Records for this task |
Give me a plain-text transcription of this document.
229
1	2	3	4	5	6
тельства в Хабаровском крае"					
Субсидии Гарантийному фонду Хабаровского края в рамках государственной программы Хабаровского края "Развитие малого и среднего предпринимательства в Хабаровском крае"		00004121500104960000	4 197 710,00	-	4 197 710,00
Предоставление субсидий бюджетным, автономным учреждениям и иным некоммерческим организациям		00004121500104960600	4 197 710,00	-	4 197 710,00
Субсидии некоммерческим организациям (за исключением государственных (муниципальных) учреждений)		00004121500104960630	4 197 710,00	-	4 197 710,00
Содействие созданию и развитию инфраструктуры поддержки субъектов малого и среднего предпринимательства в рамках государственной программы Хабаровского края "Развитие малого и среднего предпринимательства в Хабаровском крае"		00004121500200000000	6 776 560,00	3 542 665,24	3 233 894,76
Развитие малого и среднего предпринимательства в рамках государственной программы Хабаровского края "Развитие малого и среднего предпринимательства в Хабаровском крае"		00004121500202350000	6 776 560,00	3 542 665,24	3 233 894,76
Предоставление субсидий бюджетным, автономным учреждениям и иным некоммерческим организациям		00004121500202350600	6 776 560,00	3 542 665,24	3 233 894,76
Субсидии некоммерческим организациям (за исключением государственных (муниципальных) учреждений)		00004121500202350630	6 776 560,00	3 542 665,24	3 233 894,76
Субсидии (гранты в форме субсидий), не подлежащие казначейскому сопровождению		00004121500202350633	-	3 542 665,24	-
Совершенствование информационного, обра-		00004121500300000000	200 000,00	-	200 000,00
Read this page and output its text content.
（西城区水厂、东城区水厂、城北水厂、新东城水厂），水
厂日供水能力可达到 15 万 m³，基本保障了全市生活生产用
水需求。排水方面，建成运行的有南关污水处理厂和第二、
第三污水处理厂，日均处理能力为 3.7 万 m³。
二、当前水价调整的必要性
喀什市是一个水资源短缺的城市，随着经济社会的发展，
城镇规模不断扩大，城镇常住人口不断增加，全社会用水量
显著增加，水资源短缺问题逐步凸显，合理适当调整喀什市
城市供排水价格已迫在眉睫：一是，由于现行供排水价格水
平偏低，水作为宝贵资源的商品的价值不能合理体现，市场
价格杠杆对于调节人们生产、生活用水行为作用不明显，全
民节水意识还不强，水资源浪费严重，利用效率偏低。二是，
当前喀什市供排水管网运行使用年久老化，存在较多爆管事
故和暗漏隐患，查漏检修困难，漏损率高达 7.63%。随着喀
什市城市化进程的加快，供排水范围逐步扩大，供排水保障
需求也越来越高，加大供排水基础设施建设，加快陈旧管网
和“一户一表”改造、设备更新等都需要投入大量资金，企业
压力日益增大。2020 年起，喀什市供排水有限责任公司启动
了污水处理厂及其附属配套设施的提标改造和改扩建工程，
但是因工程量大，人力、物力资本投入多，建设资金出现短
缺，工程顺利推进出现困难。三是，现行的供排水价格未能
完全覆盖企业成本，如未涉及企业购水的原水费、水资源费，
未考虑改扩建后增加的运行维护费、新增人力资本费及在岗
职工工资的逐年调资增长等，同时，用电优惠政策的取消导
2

--

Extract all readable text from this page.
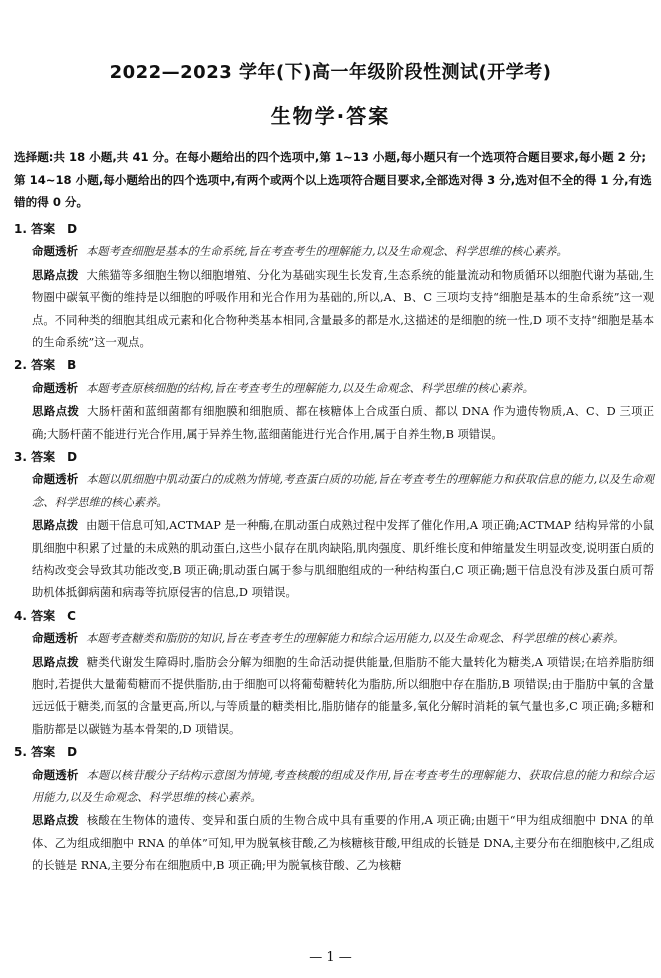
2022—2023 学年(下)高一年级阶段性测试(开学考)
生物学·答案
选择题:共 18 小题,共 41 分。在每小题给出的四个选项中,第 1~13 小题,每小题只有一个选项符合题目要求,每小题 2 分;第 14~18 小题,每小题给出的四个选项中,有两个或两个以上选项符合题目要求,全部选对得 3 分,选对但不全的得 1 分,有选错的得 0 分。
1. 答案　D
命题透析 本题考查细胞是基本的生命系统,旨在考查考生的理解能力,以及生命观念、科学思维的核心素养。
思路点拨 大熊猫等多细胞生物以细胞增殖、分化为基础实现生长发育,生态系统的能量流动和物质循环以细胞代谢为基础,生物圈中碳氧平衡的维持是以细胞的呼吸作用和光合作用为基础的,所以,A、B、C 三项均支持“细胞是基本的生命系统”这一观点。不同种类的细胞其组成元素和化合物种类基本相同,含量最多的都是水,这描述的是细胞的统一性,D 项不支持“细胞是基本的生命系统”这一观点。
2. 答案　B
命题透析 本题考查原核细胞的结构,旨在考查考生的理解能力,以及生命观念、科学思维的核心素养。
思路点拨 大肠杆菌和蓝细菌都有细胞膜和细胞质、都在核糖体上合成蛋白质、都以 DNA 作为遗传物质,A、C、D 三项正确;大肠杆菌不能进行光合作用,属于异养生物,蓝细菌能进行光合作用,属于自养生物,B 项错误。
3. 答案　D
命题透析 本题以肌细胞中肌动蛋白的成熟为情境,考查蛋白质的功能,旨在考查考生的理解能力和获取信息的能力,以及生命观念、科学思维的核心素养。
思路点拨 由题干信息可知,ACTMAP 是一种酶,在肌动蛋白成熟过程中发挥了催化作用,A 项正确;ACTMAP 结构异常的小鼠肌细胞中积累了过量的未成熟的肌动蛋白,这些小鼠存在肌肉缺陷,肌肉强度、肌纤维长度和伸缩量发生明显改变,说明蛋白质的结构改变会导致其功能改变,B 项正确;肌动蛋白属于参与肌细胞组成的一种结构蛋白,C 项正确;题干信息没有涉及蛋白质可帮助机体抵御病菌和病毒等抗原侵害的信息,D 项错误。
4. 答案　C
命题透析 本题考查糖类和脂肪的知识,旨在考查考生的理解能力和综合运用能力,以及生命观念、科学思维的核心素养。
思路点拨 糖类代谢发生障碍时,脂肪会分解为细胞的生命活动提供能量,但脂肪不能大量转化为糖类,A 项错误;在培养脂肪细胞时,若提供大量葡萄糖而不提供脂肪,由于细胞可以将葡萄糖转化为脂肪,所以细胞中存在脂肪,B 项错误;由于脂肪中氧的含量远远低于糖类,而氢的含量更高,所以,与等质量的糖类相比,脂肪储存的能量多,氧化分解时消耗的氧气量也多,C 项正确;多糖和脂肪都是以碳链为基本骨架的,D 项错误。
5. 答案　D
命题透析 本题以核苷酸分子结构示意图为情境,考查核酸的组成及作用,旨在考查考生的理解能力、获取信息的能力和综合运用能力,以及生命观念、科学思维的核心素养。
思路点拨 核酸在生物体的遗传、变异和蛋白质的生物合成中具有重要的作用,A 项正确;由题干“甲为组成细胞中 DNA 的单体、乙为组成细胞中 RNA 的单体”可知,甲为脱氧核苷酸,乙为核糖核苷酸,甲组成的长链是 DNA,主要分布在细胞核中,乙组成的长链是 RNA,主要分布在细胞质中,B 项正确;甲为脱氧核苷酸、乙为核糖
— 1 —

Goal | Give the number of lines above that hold the word "муниципальных", and nothing more.

Exercise answer | 2